What this task involves –
Extract every line where the string "deze" appears.

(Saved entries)

* * * * *

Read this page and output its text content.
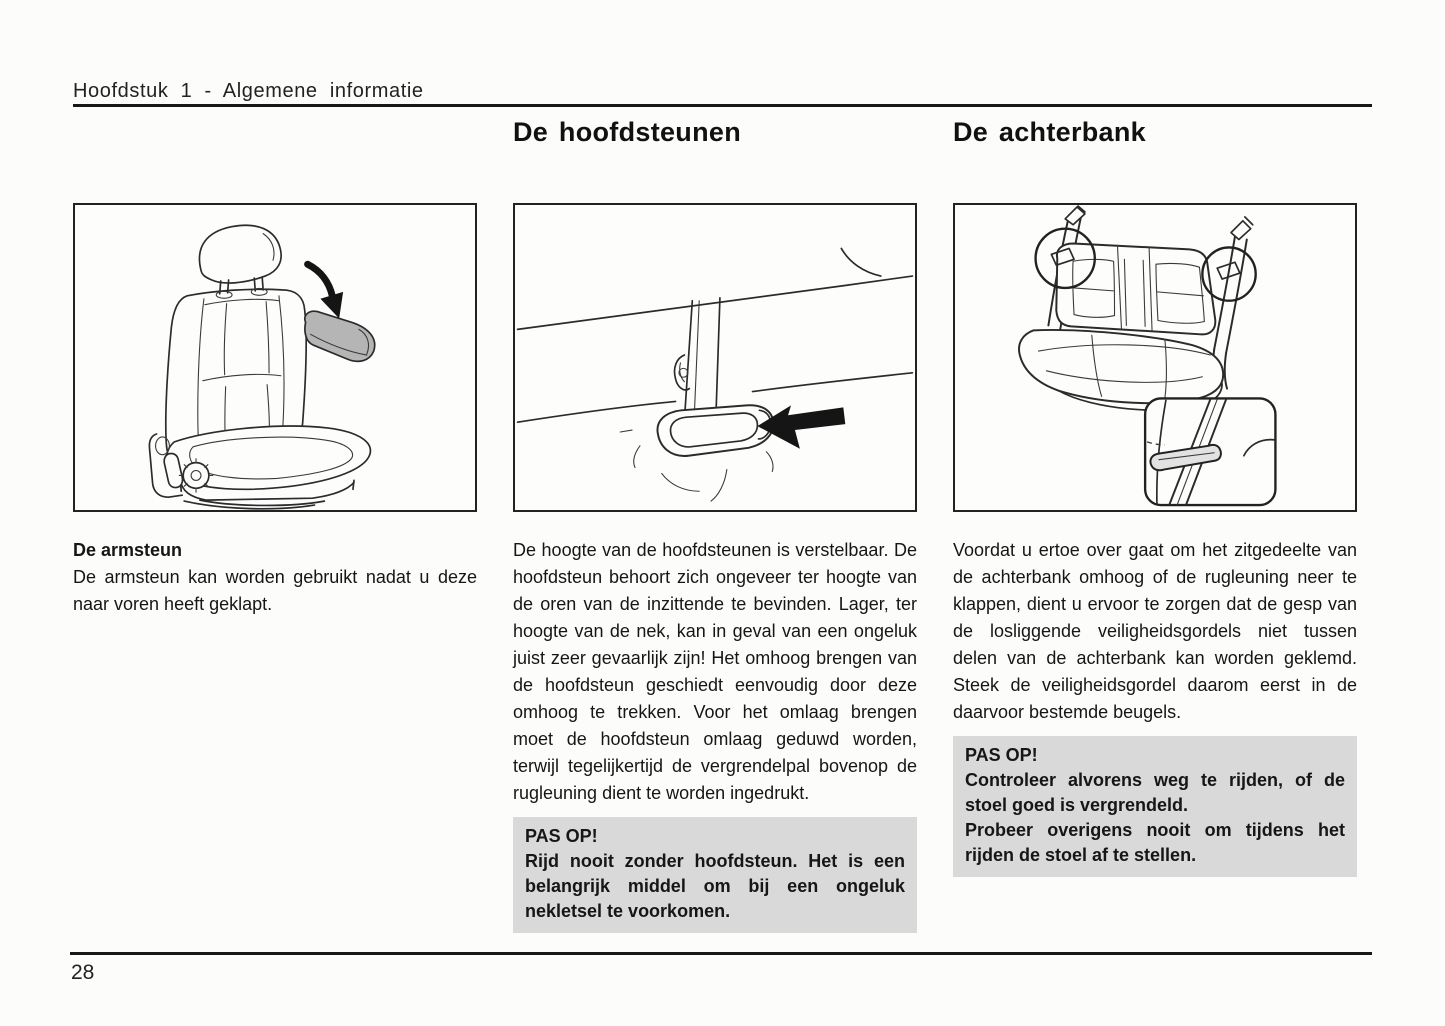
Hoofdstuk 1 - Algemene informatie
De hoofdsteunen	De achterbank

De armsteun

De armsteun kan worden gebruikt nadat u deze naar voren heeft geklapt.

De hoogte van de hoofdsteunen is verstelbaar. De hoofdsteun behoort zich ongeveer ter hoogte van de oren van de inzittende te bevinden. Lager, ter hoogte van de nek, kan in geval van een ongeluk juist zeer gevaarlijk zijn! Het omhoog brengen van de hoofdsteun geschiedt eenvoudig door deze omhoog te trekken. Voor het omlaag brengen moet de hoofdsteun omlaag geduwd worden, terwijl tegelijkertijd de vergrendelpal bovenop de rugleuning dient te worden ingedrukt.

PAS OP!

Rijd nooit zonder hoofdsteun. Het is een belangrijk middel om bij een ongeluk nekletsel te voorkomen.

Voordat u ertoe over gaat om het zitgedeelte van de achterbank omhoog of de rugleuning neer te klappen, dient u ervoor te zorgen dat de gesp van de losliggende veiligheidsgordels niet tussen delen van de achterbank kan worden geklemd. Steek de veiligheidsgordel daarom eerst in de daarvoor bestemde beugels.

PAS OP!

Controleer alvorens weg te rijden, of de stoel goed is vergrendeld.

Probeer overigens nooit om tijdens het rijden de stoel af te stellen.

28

* * * * *

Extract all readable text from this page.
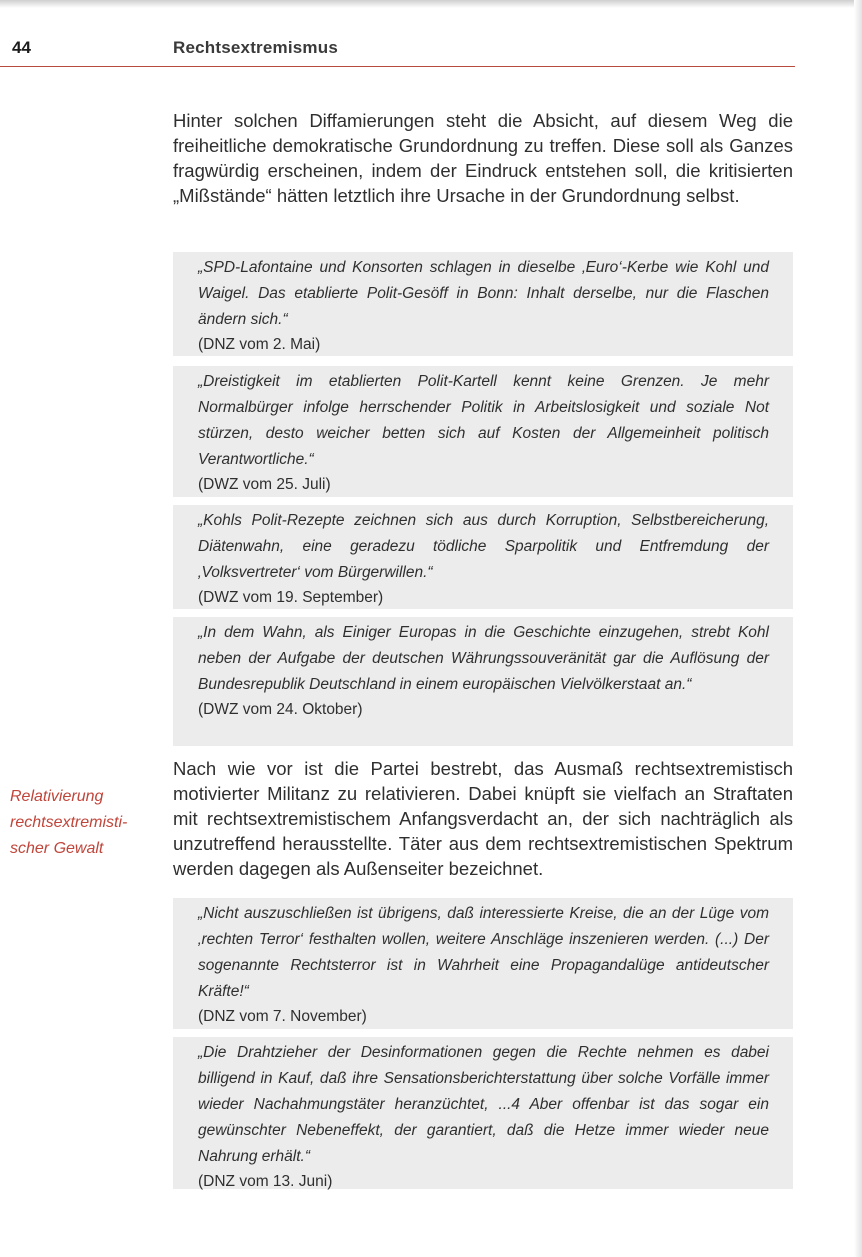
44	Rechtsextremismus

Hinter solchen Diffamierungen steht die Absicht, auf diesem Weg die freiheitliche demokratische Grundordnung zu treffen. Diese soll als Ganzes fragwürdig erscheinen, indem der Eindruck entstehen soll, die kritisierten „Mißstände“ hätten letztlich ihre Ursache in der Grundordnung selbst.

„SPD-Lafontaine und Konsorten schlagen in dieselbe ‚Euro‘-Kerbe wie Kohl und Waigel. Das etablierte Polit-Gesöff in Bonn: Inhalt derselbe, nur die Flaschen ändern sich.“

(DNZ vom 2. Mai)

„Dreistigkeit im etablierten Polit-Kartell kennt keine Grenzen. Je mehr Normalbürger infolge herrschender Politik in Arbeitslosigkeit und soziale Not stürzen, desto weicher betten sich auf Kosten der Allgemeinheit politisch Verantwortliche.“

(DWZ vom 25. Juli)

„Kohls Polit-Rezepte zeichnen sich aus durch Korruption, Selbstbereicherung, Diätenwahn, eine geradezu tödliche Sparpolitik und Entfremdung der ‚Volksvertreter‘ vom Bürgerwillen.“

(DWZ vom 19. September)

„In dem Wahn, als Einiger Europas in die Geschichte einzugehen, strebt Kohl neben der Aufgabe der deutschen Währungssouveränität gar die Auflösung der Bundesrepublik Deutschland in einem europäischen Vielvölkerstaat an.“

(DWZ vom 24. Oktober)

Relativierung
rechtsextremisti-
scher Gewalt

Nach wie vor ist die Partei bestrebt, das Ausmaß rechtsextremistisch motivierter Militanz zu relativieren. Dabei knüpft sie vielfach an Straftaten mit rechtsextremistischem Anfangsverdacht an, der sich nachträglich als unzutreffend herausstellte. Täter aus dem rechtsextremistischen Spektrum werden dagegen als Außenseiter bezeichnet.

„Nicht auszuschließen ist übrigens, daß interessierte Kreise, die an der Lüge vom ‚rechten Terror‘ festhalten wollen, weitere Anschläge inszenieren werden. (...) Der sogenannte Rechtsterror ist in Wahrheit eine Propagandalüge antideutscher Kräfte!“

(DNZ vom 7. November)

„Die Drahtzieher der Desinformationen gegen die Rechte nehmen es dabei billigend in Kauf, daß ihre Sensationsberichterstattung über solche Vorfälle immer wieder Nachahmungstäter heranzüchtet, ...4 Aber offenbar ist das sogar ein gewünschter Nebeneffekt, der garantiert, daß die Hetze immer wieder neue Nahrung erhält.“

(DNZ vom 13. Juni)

* * * * *

In response –
De armsteun kan worden gebruikt nadat u deze naar voren heeft geklapt.
De hoogte van de hoofdsteunen is verstelbaar. De hoofdsteun behoort zich ongeveer ter hoogte van de oren van de inzittende te bevinden. Lager, ter hoogte van de nek, kan in geval van een ongeluk juist zeer gevaarlijk zijn! Het omhoog brengen van de hoofdsteun geschiedt eenvoudig door deze omhoog te trekken. Voor het omlaag brengen moet de hoofdsteun omlaag geduwd worden, terwijl tegelijkertijd de vergrendelpal bovenop de rugleuning dient te worden ingedrukt.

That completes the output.